** START The records **

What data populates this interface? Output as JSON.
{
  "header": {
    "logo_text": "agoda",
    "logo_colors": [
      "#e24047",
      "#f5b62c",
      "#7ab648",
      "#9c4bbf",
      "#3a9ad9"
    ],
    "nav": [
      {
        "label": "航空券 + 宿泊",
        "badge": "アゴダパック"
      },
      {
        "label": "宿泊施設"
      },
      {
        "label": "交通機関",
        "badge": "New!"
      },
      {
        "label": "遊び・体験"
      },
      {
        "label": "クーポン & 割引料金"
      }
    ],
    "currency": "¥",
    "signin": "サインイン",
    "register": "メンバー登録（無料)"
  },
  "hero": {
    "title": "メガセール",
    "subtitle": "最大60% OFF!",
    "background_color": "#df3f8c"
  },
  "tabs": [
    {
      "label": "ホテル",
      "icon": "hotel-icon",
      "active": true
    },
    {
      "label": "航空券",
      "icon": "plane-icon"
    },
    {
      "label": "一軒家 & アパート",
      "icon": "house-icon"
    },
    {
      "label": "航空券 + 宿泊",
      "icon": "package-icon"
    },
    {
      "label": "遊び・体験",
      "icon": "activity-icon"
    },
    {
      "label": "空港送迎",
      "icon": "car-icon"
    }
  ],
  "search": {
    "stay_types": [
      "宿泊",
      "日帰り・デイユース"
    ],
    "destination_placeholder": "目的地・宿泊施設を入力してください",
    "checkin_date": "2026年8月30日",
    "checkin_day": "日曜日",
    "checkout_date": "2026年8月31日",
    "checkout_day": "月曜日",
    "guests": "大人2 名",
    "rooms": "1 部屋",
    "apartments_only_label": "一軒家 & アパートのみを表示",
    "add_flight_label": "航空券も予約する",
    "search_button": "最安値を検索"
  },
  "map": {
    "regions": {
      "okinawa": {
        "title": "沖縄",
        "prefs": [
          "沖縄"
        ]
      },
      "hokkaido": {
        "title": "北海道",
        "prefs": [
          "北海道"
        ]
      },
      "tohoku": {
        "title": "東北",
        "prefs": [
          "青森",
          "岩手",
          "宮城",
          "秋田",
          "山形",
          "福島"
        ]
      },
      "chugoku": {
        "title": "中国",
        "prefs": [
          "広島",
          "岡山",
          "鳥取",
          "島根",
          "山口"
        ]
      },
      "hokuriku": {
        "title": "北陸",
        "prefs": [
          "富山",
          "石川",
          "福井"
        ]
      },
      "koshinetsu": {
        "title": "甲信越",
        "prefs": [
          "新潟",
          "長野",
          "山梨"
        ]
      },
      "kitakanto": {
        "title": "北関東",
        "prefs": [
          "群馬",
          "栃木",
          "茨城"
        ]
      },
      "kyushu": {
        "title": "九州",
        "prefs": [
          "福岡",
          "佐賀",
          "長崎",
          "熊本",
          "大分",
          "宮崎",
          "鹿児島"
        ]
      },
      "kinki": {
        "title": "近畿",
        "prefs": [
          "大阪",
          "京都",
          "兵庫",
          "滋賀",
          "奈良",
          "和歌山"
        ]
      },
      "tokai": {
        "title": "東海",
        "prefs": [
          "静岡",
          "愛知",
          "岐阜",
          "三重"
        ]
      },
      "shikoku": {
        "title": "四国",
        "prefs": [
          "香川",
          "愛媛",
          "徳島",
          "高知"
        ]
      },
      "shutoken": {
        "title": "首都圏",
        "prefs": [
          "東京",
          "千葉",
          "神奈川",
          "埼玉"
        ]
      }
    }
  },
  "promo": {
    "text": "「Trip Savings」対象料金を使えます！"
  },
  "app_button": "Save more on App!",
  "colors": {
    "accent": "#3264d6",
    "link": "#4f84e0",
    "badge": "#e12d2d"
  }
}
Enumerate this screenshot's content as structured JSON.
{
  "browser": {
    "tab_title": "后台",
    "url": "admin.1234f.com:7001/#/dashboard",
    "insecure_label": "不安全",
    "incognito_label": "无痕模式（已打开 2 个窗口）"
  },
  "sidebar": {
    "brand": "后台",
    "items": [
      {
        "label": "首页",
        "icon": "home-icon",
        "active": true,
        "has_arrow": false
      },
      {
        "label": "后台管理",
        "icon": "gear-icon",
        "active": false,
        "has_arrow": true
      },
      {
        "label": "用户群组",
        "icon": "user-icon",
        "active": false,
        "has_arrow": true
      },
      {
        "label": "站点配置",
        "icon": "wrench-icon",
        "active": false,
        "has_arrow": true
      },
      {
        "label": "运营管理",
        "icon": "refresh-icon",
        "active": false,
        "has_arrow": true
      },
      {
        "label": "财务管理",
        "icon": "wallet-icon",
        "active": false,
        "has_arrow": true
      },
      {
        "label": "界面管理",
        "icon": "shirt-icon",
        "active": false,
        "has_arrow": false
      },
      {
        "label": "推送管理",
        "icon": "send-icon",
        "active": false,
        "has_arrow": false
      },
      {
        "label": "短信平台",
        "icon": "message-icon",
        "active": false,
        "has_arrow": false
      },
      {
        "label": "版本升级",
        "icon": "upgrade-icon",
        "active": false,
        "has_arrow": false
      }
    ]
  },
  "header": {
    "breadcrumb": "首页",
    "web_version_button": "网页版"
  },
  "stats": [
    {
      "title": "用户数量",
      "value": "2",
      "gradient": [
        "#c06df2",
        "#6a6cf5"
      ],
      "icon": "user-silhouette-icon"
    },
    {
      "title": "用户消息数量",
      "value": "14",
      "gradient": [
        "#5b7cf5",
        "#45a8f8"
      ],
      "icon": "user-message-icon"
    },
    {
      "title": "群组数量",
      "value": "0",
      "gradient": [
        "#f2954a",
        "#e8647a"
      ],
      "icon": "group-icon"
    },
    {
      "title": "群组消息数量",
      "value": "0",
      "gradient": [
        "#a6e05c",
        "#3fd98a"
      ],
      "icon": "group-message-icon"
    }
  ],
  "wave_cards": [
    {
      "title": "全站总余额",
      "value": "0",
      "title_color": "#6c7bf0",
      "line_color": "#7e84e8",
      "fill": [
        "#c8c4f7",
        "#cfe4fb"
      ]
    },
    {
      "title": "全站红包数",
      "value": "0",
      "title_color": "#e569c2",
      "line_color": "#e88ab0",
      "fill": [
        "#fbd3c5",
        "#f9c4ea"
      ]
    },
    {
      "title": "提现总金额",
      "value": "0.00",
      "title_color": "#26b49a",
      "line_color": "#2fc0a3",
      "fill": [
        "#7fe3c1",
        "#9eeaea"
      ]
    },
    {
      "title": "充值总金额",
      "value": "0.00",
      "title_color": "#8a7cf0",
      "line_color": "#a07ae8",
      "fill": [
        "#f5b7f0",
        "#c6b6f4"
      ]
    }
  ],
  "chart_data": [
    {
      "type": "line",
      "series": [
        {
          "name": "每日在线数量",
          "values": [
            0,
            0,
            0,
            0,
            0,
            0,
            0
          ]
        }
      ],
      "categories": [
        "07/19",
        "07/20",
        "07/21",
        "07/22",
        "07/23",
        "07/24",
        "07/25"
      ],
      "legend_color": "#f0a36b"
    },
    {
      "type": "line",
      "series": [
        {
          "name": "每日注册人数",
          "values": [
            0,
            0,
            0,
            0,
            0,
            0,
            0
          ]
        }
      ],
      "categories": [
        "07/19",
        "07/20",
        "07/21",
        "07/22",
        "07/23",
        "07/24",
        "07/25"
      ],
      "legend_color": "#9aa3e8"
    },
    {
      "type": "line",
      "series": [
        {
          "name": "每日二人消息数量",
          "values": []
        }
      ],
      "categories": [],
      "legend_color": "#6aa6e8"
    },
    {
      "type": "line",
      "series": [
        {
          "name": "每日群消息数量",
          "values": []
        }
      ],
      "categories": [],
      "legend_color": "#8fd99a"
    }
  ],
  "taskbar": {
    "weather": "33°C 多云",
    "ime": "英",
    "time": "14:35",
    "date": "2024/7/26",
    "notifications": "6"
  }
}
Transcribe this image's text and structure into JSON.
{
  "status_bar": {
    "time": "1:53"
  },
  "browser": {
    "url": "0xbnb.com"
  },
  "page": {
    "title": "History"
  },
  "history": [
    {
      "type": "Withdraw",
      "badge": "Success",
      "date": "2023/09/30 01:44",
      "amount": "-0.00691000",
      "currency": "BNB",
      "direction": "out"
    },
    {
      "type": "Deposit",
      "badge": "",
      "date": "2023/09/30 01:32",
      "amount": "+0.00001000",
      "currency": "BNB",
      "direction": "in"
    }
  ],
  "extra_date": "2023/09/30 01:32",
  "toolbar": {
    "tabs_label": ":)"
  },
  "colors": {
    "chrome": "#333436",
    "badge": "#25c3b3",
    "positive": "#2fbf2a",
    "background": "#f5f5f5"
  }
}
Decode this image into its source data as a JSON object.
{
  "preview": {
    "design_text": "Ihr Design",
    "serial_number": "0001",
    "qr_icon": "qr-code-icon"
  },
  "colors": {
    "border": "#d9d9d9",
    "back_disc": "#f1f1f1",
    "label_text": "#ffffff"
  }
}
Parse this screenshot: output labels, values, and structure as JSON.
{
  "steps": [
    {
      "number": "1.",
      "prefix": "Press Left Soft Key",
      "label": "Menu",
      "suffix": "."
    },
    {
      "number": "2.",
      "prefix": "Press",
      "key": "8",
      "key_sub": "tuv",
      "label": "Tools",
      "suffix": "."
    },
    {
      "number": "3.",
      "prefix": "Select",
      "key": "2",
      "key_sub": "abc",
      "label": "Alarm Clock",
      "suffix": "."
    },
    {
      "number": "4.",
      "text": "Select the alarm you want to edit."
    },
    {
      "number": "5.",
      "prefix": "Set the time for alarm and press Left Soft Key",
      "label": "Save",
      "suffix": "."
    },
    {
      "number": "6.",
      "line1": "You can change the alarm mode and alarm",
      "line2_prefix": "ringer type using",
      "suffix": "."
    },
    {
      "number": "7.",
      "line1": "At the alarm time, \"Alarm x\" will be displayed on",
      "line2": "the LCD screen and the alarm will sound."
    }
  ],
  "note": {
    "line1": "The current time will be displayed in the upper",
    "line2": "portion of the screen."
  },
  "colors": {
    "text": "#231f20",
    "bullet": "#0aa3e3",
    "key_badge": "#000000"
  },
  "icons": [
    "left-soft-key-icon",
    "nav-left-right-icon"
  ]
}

** END The records **

_Directive_.
Search the entries for the word "JSON" and gather every line where it appears.

_Exercise output_.
What data populates this interface? Output as JSON.
Enumerate this screenshot's content as structured JSON.
Transcribe this image's text and structure into JSON.
Decode this image into its source data as a JSON object.
Parse this screenshot: output labels, values, and structure as JSON.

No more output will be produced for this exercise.